(Extracted records)
* start *

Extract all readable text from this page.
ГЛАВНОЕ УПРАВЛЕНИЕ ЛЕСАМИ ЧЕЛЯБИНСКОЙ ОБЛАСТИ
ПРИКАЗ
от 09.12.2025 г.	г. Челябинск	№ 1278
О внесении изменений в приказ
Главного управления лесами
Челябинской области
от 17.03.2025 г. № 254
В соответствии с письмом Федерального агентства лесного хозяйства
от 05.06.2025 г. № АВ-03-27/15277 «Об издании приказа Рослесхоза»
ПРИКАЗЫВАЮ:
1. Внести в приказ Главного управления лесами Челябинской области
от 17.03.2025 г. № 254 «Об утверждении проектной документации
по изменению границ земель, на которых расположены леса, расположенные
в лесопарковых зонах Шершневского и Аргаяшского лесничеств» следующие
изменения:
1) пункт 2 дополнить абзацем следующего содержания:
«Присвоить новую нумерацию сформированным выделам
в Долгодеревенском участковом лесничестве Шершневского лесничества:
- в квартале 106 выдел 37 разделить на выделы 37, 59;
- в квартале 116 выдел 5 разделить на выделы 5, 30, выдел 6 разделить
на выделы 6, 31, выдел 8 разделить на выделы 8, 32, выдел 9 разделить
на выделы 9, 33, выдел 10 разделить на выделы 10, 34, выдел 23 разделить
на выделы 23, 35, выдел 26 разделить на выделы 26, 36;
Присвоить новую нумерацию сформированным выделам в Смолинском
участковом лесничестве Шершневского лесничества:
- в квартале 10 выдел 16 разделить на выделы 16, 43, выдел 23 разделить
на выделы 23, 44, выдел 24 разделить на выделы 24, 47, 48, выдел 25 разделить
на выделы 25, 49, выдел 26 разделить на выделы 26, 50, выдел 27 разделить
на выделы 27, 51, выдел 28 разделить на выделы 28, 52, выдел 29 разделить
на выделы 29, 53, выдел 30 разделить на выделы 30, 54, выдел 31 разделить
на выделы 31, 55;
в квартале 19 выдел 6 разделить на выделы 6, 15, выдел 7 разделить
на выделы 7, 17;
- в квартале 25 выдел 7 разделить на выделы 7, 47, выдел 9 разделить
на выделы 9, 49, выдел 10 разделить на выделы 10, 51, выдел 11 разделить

* end *

TASK INSTRUCTIONS
Write out every line of the data that holds the word "Шершневского".

RESULT BELOW
в лесопарковых зонах Шершневского и Аргаяшского лесничеств» следующие
в Долгодеревенском участковом лесничестве Шершневского лесничества:
участковом лесничестве Шершневского лесничества:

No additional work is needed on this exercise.